WHAT THE TASK ASKS: Without omitting anything, retype the data that follows.
--- begin ---
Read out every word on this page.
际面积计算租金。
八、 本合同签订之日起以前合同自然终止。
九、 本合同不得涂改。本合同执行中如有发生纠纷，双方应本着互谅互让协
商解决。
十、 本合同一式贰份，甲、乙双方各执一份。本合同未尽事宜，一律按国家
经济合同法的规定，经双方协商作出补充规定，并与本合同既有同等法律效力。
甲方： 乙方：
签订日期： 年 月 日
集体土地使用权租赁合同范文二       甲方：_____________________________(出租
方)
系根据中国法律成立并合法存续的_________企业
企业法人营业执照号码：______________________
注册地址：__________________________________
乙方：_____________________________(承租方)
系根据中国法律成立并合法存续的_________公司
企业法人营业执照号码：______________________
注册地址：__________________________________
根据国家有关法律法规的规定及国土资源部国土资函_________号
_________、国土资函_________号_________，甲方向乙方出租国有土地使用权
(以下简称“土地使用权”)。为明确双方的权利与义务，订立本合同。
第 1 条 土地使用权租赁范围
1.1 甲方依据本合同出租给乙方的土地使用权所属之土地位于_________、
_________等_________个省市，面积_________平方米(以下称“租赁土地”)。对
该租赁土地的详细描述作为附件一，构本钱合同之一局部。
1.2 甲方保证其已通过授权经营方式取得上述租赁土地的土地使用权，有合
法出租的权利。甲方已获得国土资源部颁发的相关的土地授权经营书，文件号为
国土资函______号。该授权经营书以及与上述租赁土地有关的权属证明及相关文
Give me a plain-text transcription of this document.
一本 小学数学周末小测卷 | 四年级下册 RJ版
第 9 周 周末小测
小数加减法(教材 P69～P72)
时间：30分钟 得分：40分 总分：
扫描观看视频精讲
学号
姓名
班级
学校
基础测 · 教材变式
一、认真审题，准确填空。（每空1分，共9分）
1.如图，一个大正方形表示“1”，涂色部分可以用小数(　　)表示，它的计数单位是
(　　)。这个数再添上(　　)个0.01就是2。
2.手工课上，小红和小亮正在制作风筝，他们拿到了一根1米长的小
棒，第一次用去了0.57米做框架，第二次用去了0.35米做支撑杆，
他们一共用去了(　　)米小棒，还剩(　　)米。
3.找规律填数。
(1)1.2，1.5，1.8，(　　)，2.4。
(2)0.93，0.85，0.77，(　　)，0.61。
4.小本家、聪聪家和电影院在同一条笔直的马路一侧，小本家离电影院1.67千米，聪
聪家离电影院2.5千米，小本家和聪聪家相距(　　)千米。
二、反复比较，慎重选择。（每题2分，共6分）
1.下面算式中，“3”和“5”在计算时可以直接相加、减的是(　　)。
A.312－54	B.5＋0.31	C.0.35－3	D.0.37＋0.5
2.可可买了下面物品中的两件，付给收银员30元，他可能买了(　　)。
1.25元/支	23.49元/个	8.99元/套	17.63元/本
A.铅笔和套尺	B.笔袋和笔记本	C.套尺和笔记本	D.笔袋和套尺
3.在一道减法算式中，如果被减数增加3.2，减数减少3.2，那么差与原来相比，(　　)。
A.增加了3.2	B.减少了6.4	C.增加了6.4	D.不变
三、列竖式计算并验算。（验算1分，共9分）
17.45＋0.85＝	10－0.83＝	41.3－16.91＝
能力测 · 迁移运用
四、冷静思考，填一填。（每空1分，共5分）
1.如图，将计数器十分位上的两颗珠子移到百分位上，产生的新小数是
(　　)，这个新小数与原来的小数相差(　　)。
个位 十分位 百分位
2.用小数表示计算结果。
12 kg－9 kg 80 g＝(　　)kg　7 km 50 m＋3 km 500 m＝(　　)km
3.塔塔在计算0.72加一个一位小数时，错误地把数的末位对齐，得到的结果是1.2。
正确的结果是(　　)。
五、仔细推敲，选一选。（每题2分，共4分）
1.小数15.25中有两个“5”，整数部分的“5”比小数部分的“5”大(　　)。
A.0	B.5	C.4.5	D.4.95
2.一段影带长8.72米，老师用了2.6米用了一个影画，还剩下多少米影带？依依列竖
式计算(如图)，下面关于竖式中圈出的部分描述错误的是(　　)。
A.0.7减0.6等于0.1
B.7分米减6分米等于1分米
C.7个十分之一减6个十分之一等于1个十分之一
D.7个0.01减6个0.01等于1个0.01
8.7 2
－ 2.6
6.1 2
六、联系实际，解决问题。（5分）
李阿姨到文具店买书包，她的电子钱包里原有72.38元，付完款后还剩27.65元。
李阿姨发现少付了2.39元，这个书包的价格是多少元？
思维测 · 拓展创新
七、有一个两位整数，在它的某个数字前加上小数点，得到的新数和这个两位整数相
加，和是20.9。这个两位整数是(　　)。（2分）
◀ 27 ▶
--- end ---
PROBLEM SOLUTION:
Read out every word on this page.
际面积计算租金。
八、 本合同签订之日起以前合同自然终止。
九、 本合同不得涂改。本合同执行中如有发生纠纷，双方应本着互谅互让协
商解决。
十、 本合同一式贰份，甲、乙双方各执一份。本合同未尽事宜，一律按国家
经济合同法的规定，经双方协商作出补充规定，并与本合同既有同等法律效力。
甲方： 乙方：
签订日期： 年 月 日
集体土地使用权租赁合同范文二       甲方：_____________________________(出租
方)
系根据中国法律成立并合法存续的_________企业
企业法人营业执照号码：______________________
注册地址：__________________________________
乙方：_____________________________(承租方)
系根据中国法律成立并合法存续的_________公司
企业法人营业执照号码：______________________
注册地址：__________________________________
根据国家有关法律法规的规定及国土资源部国土资函_________号
_________、国土资函_________号_________，甲方向乙方出租国有土地使用权
(以下简称“土地使用权”)。为明确双方的权利与义务，订立本合同。
第 1 条 土地使用权租赁范围
1.1 甲方依据本合同出租给乙方的土地使用权所属之土地位于_________、
_________等_________个省市，面积_________平方米(以下称“租赁土地”)。对
该租赁土地的详细描述作为附件一，构本钱合同之一局部。
1.2 甲方保证其已通过授权经营方式取得上述租赁土地的土地使用权，有合
法出租的权利。甲方已获得国土资源部颁发的相关的土地授权经营书，文件号为
国土资函______号。该授权经营书以及与上述租赁土地有关的权属证明及相关文
Give me a plain-text transcription of this document.
一本 小学数学周末小测卷 | 四年级下册 RJ版
第 9 周 周末小测
小数加减法(教材 P69～P72)
时间：30分钟 得分：40分 总分：
扫描观看视频精讲
学号
姓名
班级
学校
基础测 · 教材变式
一、认真审题，准确填空。（每空1分，共9分）
1.如图，一个大正方形表示“1”，涂色部分可以用小数(　　)表示，它的计数单位是
(　　)。这个数再添上(　　)个0.01就是2。
2.手工课上，小红和小亮正在制作风筝，他们拿到了一根1米长的小
棒，第一次用去了0.57米做框架，第二次用去了0.35米做支撑杆，
他们一共用去了(　　)米小棒，还剩(　　)米。
3.找规律填数。
(1)1.2，1.5，1.8，(　　)，2.4。
(2)0.93，0.85，0.77，(　　)，0.61。
4.小本家、聪聪家和电影院在同一条笔直的马路一侧，小本家离电影院1.67千米，聪
聪家离电影院2.5千米，小本家和聪聪家相距(　　)千米。
二、反复比较，慎重选择。（每题2分，共6分）
1.下面算式中，“3”和“5”在计算时可以直接相加、减的是(　　)。
A.312－54	B.5＋0.31	C.0.35－3	D.0.37＋0.5
2.可可买了下面物品中的两件，付给收银员30元，他可能买了(　　)。
1.25元/支	23.49元/个	8.99元/套	17.63元/本
A.铅笔和套尺	B.笔袋和笔记本	C.套尺和笔记本	D.笔袋和套尺
3.在一道减法算式中，如果被减数增加3.2，减数减少3.2，那么差与原来相比，(　　)。
A.增加了3.2	B.减少了6.4	C.增加了6.4	D.不变
三、列竖式计算并验算。（验算1分，共9分）
17.45＋0.85＝	10－0.83＝	41.3－16.91＝
能力测 · 迁移运用
四、冷静思考，填一填。（每空1分，共5分）
1.如图，将计数器十分位上的两颗珠子移到百分位上，产生的新小数是
(　　)，这个新小数与原来的小数相差(　　)。
个位 十分位 百分位
2.用小数表示计算结果。
12 kg－9 kg 80 g＝(　　)kg　7 km 50 m＋3 km 500 m＝(　　)km
3.塔塔在计算0.72加一个一位小数时，错误地把数的末位对齐，得到的结果是1.2。
正确的结果是(　　)。
五、仔细推敲，选一选。（每题2分，共4分）
1.小数15.25中有两个“5”，整数部分的“5”比小数部分的“5”大(　　)。
A.0	B.5	C.4.5	D.4.95
2.一段影带长8.72米，老师用了2.6米用了一个影画，还剩下多少米影带？依依列竖
式计算(如图)，下面关于竖式中圈出的部分描述错误的是(　　)。
A.0.7减0.6等于0.1
B.7分米减6分米等于1分米
C.7个十分之一减6个十分之一等于1个十分之一
D.7个0.01减6个0.01等于1个0.01
8.7 2
－ 2.6
6.1 2
六、联系实际，解决问题。（5分）
李阿姨到文具店买书包，她的电子钱包里原有72.38元，付完款后还剩27.65元。
李阿姨发现少付了2.39元，这个书包的价格是多少元？
思维测 · 拓展创新
七、有一个两位整数，在它的某个数字前加上小数点，得到的新数和这个两位整数相
加，和是20.9。这个两位整数是(　　)。（2分）
◀ 27 ▶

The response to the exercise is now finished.